Collected data
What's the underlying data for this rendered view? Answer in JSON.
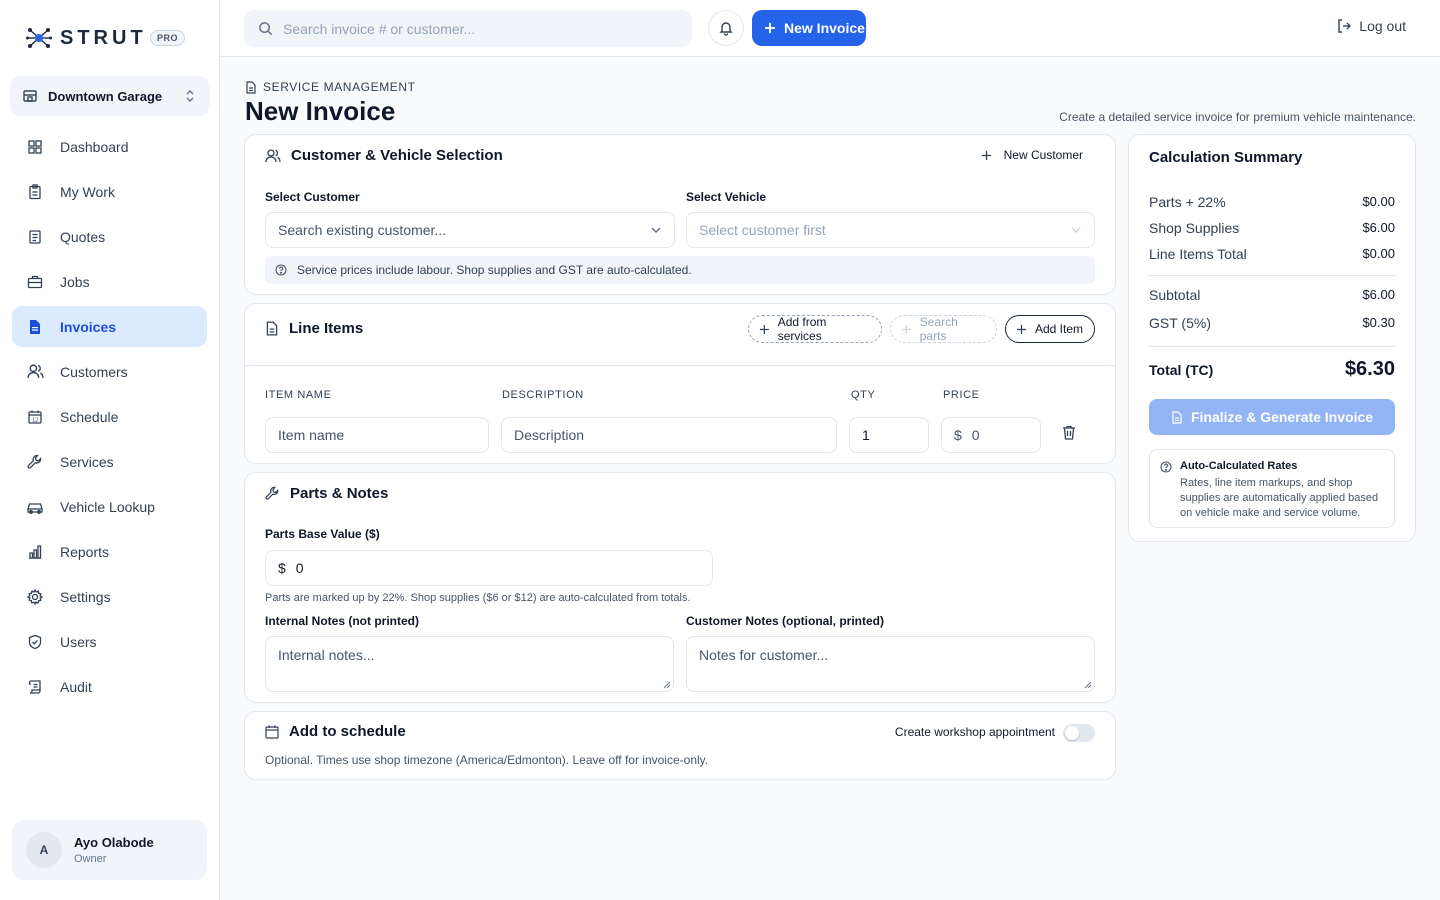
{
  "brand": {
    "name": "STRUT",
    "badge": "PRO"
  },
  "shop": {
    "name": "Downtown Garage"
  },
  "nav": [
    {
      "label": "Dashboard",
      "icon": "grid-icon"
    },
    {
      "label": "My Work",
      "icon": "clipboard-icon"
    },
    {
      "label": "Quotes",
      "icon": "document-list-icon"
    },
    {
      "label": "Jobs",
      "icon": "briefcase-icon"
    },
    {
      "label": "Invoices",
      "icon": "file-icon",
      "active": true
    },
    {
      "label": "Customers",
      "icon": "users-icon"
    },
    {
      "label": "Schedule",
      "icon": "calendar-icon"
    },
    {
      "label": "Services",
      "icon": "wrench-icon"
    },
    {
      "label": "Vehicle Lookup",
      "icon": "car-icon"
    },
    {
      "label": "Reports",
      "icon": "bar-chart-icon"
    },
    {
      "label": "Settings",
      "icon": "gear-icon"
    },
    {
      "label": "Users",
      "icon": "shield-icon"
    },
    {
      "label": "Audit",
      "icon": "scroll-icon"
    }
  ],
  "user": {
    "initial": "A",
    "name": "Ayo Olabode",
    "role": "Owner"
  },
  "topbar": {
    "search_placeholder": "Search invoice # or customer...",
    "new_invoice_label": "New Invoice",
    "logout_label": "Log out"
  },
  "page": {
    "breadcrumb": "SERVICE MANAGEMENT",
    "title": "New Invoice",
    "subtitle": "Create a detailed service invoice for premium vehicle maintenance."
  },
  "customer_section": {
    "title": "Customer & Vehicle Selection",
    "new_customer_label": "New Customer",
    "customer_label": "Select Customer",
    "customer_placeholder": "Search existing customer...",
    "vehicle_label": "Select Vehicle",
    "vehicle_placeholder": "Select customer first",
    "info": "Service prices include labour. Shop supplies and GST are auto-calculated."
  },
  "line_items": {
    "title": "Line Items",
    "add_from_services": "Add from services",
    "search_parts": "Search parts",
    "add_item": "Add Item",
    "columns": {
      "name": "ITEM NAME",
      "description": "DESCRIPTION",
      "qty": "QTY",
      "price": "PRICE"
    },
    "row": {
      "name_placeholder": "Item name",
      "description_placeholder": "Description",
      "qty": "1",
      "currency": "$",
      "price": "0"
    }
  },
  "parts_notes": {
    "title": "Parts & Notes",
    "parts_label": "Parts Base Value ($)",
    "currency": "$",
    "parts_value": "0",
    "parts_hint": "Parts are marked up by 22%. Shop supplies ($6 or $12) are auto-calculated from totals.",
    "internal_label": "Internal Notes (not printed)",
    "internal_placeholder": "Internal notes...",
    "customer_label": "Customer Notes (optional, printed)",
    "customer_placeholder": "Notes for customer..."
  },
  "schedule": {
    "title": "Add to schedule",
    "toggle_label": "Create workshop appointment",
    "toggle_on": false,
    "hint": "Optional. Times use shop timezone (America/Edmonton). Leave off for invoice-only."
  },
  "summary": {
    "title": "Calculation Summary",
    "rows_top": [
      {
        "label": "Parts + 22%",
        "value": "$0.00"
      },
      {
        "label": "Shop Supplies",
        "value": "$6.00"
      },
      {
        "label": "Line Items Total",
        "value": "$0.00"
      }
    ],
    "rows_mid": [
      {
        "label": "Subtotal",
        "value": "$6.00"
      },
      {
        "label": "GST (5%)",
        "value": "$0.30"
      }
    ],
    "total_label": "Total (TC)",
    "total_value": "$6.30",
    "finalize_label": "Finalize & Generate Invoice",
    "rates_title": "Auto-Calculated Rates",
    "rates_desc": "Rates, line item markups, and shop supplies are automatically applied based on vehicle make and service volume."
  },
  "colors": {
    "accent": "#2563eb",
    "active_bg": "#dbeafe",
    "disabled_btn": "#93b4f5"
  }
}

Task description -> Print out the material word for word, omitting the pictures.

Complete answer ->
What's the underlying data for this rendered view? Answer in JSON.
{
  "brand": {
    "name": "STRUT",
    "badge": "PRO"
  },
  "shop": {
    "name": "Downtown Garage"
  },
  "nav": [
    {
      "label": "Dashboard",
      "icon": "grid-icon"
    },
    {
      "label": "My Work",
      "icon": "clipboard-icon"
    },
    {
      "label": "Quotes",
      "icon": "document-list-icon"
    },
    {
      "label": "Jobs",
      "icon": "briefcase-icon"
    },
    {
      "label": "Invoices",
      "icon": "file-icon",
      "active": true
    },
    {
      "label": "Customers",
      "icon": "users-icon"
    },
    {
      "label": "Schedule",
      "icon": "calendar-icon"
    },
    {
      "label": "Services",
      "icon": "wrench-icon"
    },
    {
      "label": "Vehicle Lookup",
      "icon": "car-icon"
    },
    {
      "label": "Reports",
      "icon": "bar-chart-icon"
    },
    {
      "label": "Settings",
      "icon": "gear-icon"
    },
    {
      "label": "Users",
      "icon": "shield-icon"
    },
    {
      "label": "Audit",
      "icon": "scroll-icon"
    }
  ],
  "user": {
    "initial": "A",
    "name": "Ayo Olabode",
    "role": "Owner"
  },
  "topbar": {
    "search_placeholder": "Search invoice # or customer...",
    "new_invoice_label": "New Invoice",
    "logout_label": "Log out"
  },
  "page": {
    "breadcrumb": "SERVICE MANAGEMENT",
    "title": "New Invoice",
    "subtitle": "Create a detailed service invoice for premium vehicle maintenance."
  },
  "customer_section": {
    "title": "Customer & Vehicle Selection",
    "new_customer_label": "New Customer",
    "customer_label": "Select Customer",
    "customer_placeholder": "Search existing customer...",
    "vehicle_label": "Select Vehicle",
    "vehicle_placeholder": "Select customer first",
    "info": "Service prices include labour. Shop supplies and GST are auto-calculated."
  },
  "line_items": {
    "title": "Line Items",
    "add_from_services": "Add from services",
    "search_parts": "Search parts",
    "add_item": "Add Item",
    "columns": {
      "name": "ITEM NAME",
      "description": "DESCRIPTION",
      "qty": "QTY",
      "price": "PRICE"
    },
    "row": {
      "name_placeholder": "Item name",
      "description_placeholder": "Description",
      "qty": "1",
      "currency": "$",
      "price": "0"
    }
  },
  "parts_notes": {
    "title": "Parts & Notes",
    "parts_label": "Parts Base Value ($)",
    "currency": "$",
    "parts_value": "0",
    "parts_hint": "Parts are marked up by 22%. Shop supplies ($6 or $12) are auto-calculated from totals.",
    "internal_label": "Internal Notes (not printed)",
    "internal_placeholder": "Internal notes...",
    "customer_label": "Customer Notes (optional, printed)",
    "customer_placeholder": "Notes for customer..."
  },
  "schedule": {
    "title": "Add to schedule",
    "toggle_label": "Create workshop appointment",
    "toggle_on": false,
    "hint": "Optional. Times use shop timezone (America/Edmonton). Leave off for invoice-only."
  },
  "summary": {
    "title": "Calculation Summary",
    "rows_top": [
      {
        "label": "Parts + 22%",
        "value": "$0.00"
      },
      {
        "label": "Shop Supplies",
        "value": "$6.00"
      },
      {
        "label": "Line Items Total",
        "value": "$0.00"
      }
    ],
    "rows_mid": [
      {
        "label": "Subtotal",
        "value": "$6.00"
      },
      {
        "label": "GST (5%)",
        "value": "$0.30"
      }
    ],
    "total_label": "Total (TC)",
    "total_value": "$6.30",
    "finalize_label": "Finalize & Generate Invoice",
    "rates_title": "Auto-Calculated Rates",
    "rates_desc": "Rates, line item markups, and shop supplies are automatically applied based on vehicle make and service volume."
  },
  "colors": {
    "accent": "#2563eb",
    "active_bg": "#dbeafe",
    "disabled_btn": "#93b4f5"
  }
}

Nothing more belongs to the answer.